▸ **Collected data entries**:
____________________

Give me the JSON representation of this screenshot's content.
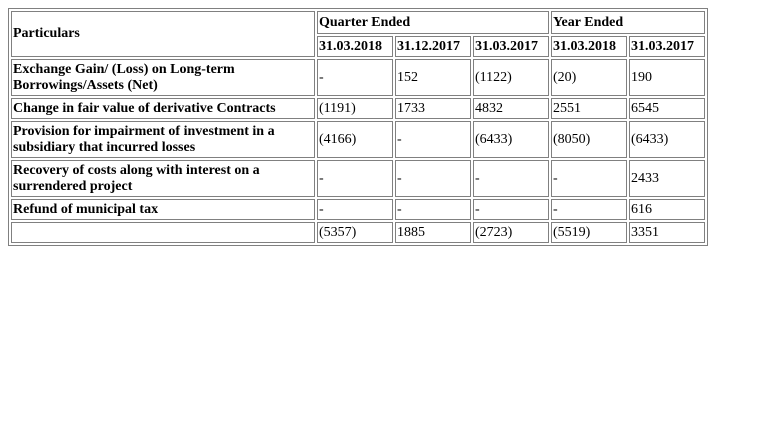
{
  "header": {
    "particulars": "Particulars",
    "quarter_ended": "Quarter Ended",
    "year_ended": "Year Ended",
    "dates": [
      "31.03.2018",
      "31.12.2017",
      "31.03.2017",
      "31.03.2018",
      "31.03.2017"
    ]
  },
  "rows": [
    {
      "label": "Exchange Gain/ (Loss) on Long-term Borrowings/Assets (Net)",
      "values": [
        "-",
        "152",
        "(1122)",
        "(20)",
        "190"
      ]
    },
    {
      "label": "Change in fair value of derivative Contracts",
      "values": [
        "(1191)",
        "1733",
        "4832",
        "2551",
        "6545"
      ]
    },
    {
      "label": "Provision for impairment of investment in a subsidiary that incurred losses",
      "values": [
        "(4166)",
        "-",
        "(6433)",
        "(8050)",
        "(6433)"
      ]
    },
    {
      "label": "Recovery of costs along with interest on a surrendered project",
      "values": [
        "-",
        "-",
        "-",
        "-",
        "2433"
      ]
    },
    {
      "label": "Refund of municipal tax",
      "values": [
        "-",
        "-",
        "-",
        "-",
        "616"
      ]
    }
  ],
  "total": {
    "label": "",
    "values": [
      "(5357)",
      "1885",
      "(2723)",
      "(5519)",
      "3351"
    ]
  }
}
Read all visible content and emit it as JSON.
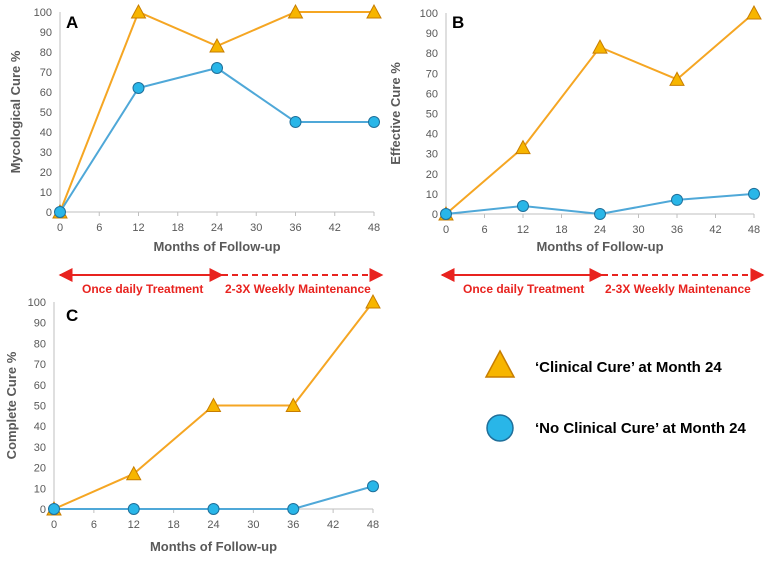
{
  "colors": {
    "orange_line": "#f5a623",
    "orange_fill": "#f7b500",
    "orange_stroke": "#c77d00",
    "blue_line": "#4fa8d8",
    "blue_fill": "#29b6e8",
    "blue_stroke": "#1f6f9a",
    "axis": "#bfbfbf",
    "phase": "#e8231f"
  },
  "legend": {
    "clinical_cure": "‘Clinical Cure’ at Month 24",
    "no_clinical_cure": "‘No Clinical Cure’ at Month 24"
  },
  "phases": {
    "treatment": "Once daily Treatment",
    "maintenance": "2-3X Weekly Maintenance"
  },
  "chart_data": [
    {
      "panel": "A",
      "type": "line",
      "xlabel": "Months of Follow-up",
      "ylabel": "Mycological Cure %",
      "x_ticks": [
        "0",
        "6",
        "12",
        "18",
        "24",
        "30",
        "36",
        "42",
        "48"
      ],
      "y_ticks": [
        "0",
        "10",
        "20",
        "30",
        "40",
        "50",
        "60",
        "70",
        "80",
        "90",
        "100"
      ],
      "xlim": [
        0,
        48
      ],
      "ylim": [
        0,
        100
      ],
      "series": [
        {
          "name": "‘Clinical Cure’ at Month 24",
          "marker": "triangle",
          "x": [
            0,
            12,
            24,
            36,
            48
          ],
          "values": [
            0,
            100,
            83,
            100,
            100
          ]
        },
        {
          "name": "‘No Clinical Cure’ at Month 24",
          "marker": "circle",
          "x": [
            0,
            12,
            24,
            36,
            48
          ],
          "values": [
            0,
            62,
            72,
            45,
            45
          ]
        }
      ]
    },
    {
      "panel": "B",
      "type": "line",
      "xlabel": "Months of Follow-up",
      "ylabel": "Effective Cure %",
      "x_ticks": [
        "0",
        "6",
        "12",
        "18",
        "24",
        "30",
        "36",
        "42",
        "48"
      ],
      "y_ticks": [
        "0",
        "10",
        "20",
        "30",
        "40",
        "50",
        "60",
        "70",
        "80",
        "90",
        "100"
      ],
      "xlim": [
        0,
        48
      ],
      "ylim": [
        0,
        100
      ],
      "series": [
        {
          "name": "‘Clinical Cure’ at Month 24",
          "marker": "triangle",
          "x": [
            0,
            12,
            24,
            36,
            48
          ],
          "values": [
            0,
            33,
            83,
            67,
            100
          ]
        },
        {
          "name": "‘No Clinical Cure’ at Month 24",
          "marker": "circle",
          "x": [
            0,
            12,
            24,
            36,
            48
          ],
          "values": [
            0,
            4,
            0,
            7,
            10
          ]
        }
      ]
    },
    {
      "panel": "C",
      "type": "line",
      "xlabel": "Months of Follow-up",
      "ylabel": "Complete Cure %",
      "x_ticks": [
        "0",
        "6",
        "12",
        "18",
        "24",
        "30",
        "36",
        "42",
        "48"
      ],
      "y_ticks": [
        "0",
        "10",
        "20",
        "30",
        "40",
        "50",
        "60",
        "70",
        "80",
        "90",
        "100"
      ],
      "xlim": [
        0,
        48
      ],
      "ylim": [
        0,
        100
      ],
      "series": [
        {
          "name": "‘Clinical Cure’ at Month 24",
          "marker": "triangle",
          "x": [
            0,
            12,
            24,
            36,
            48
          ],
          "values": [
            0,
            17,
            50,
            50,
            100
          ]
        },
        {
          "name": "‘No Clinical Cure’ at Month 24",
          "marker": "circle",
          "x": [
            0,
            12,
            24,
            36,
            48
          ],
          "values": [
            0,
            0,
            0,
            0,
            11
          ]
        }
      ]
    }
  ]
}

____________________

▸ **What is expected**:
Omit the images and transcribe all of the records above word for word.

▸ **The answer**:
Give me the JSON representation of this screenshot's content.
{
  "header": {
    "particulars": "Particulars",
    "quarter_ended": "Quarter Ended",
    "year_ended": "Year Ended",
    "dates": [
      "31.03.2018",
      "31.12.2017",
      "31.03.2017",
      "31.03.2018",
      "31.03.2017"
    ]
  },
  "rows": [
    {
      "label": "Exchange Gain/ (Loss) on Long-term Borrowings/Assets (Net)",
      "values": [
        "-",
        "152",
        "(1122)",
        "(20)",
        "190"
      ]
    },
    {
      "label": "Change in fair value of derivative Contracts",
      "values": [
        "(1191)",
        "1733",
        "4832",
        "2551",
        "6545"
      ]
    },
    {
      "label": "Provision for impairment of investment in a subsidiary that incurred losses",
      "values": [
        "(4166)",
        "-",
        "(6433)",
        "(8050)",
        "(6433)"
      ]
    },
    {
      "label": "Recovery of costs along with interest on a surrendered project",
      "values": [
        "-",
        "-",
        "-",
        "-",
        "2433"
      ]
    },
    {
      "label": "Refund of municipal tax",
      "values": [
        "-",
        "-",
        "-",
        "-",
        "616"
      ]
    }
  ],
  "total": {
    "label": "",
    "values": [
      "(5357)",
      "1885",
      "(2723)",
      "(5519)",
      "3351"
    ]
  }
}
Read all visible content and emit it as JSON.
{
  "colors": {
    "orange_line": "#f5a623",
    "orange_fill": "#f7b500",
    "orange_stroke": "#c77d00",
    "blue_line": "#4fa8d8",
    "blue_fill": "#29b6e8",
    "blue_stroke": "#1f6f9a",
    "axis": "#bfbfbf",
    "phase": "#e8231f"
  },
  "legend": {
    "clinical_cure": "‘Clinical Cure’ at Month 24",
    "no_clinical_cure": "‘No Clinical Cure’ at Month 24"
  },
  "phases": {
    "treatment": "Once daily Treatment",
    "maintenance": "2-3X Weekly Maintenance"
  },
  "chart_data": [
    {
      "panel": "A",
      "type": "line",
      "xlabel": "Months of Follow-up",
      "ylabel": "Mycological Cure %",
      "x_ticks": [
        "0",
        "6",
        "12",
        "18",
        "24",
        "30",
        "36",
        "42",
        "48"
      ],
      "y_ticks": [
        "0",
        "10",
        "20",
        "30",
        "40",
        "50",
        "60",
        "70",
        "80",
        "90",
        "100"
      ],
      "xlim": [
        0,
        48
      ],
      "ylim": [
        0,
        100
      ],
      "series": [
        {
          "name": "‘Clinical Cure’ at Month 24",
          "marker": "triangle",
          "x": [
            0,
            12,
            24,
            36,
            48
          ],
          "values": [
            0,
            100,
            83,
            100,
            100
          ]
        },
        {
          "name": "‘No Clinical Cure’ at Month 24",
          "marker": "circle",
          "x": [
            0,
            12,
            24,
            36,
            48
          ],
          "values": [
            0,
            62,
            72,
            45,
            45
          ]
        }
      ]
    },
    {
      "panel": "B",
      "type": "line",
      "xlabel": "Months of Follow-up",
      "ylabel": "Effective Cure %",
      "x_ticks": [
        "0",
        "6",
        "12",
        "18",
        "24",
        "30",
        "36",
        "42",
        "48"
      ],
      "y_ticks": [
        "0",
        "10",
        "20",
        "30",
        "40",
        "50",
        "60",
        "70",
        "80",
        "90",
        "100"
      ],
      "xlim": [
        0,
        48
      ],
      "ylim": [
        0,
        100
      ],
      "series": [
        {
          "name": "‘Clinical Cure’ at Month 24",
          "marker": "triangle",
          "x": [
            0,
            12,
            24,
            36,
            48
          ],
          "values": [
            0,
            33,
            83,
            67,
            100
          ]
        },
        {
          "name": "‘No Clinical Cure’ at Month 24",
          "marker": "circle",
          "x": [
            0,
            12,
            24,
            36,
            48
          ],
          "values": [
            0,
            4,
            0,
            7,
            10
          ]
        }
      ]
    },
    {
      "panel": "C",
      "type": "line",
      "xlabel": "Months of Follow-up",
      "ylabel": "Complete Cure %",
      "x_ticks": [
        "0",
        "6",
        "12",
        "18",
        "24",
        "30",
        "36",
        "42",
        "48"
      ],
      "y_ticks": [
        "0",
        "10",
        "20",
        "30",
        "40",
        "50",
        "60",
        "70",
        "80",
        "90",
        "100"
      ],
      "xlim": [
        0,
        48
      ],
      "ylim": [
        0,
        100
      ],
      "series": [
        {
          "name": "‘Clinical Cure’ at Month 24",
          "marker": "triangle",
          "x": [
            0,
            12,
            24,
            36,
            48
          ],
          "values": [
            0,
            17,
            50,
            50,
            100
          ]
        },
        {
          "name": "‘No Clinical Cure’ at Month 24",
          "marker": "circle",
          "x": [
            0,
            12,
            24,
            36,
            48
          ],
          "values": [
            0,
            0,
            0,
            0,
            11
          ]
        }
      ]
    }
  ]
}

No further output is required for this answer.